TASK DIRECTIONS:
Report each line of the data that includes the word "今後の地域公共交通政策のあり方について".

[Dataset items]
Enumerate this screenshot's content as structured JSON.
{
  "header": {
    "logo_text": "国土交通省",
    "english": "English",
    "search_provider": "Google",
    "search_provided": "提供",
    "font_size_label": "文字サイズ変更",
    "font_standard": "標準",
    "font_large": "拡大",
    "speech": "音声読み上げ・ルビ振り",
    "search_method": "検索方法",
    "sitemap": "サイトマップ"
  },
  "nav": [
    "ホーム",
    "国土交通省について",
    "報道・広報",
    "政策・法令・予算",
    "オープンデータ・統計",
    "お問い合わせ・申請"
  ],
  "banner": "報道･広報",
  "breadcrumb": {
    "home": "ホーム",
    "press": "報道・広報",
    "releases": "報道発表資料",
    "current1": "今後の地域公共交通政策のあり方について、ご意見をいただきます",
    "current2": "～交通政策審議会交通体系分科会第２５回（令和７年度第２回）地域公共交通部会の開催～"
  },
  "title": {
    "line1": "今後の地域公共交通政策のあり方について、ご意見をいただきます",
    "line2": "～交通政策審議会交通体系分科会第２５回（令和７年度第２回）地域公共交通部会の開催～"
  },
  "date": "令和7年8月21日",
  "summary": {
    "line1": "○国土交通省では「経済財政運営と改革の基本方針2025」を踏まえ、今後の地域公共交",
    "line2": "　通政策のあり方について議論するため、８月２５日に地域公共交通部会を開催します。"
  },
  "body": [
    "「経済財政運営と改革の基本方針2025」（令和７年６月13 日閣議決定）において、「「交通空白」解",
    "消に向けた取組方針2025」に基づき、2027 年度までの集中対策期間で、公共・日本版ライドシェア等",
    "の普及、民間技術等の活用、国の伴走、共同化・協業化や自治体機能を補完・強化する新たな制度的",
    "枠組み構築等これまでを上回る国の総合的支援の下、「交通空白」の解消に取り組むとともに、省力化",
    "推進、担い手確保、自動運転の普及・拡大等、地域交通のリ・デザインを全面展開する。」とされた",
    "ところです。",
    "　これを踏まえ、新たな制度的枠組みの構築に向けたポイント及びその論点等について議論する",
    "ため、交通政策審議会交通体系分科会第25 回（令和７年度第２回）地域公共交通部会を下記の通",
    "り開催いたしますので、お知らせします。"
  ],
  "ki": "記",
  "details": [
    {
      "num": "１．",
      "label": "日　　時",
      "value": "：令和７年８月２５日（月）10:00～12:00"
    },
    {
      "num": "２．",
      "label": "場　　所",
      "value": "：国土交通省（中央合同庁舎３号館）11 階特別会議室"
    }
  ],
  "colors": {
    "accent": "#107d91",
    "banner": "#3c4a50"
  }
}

OUTPUT FOR THIS EXERCISE:
    "current1": "今後の地域公共交通政策のあり方について、ご意見をいただきます",
    "line1": "今後の地域公共交通政策のあり方について、ご意見をいただきます",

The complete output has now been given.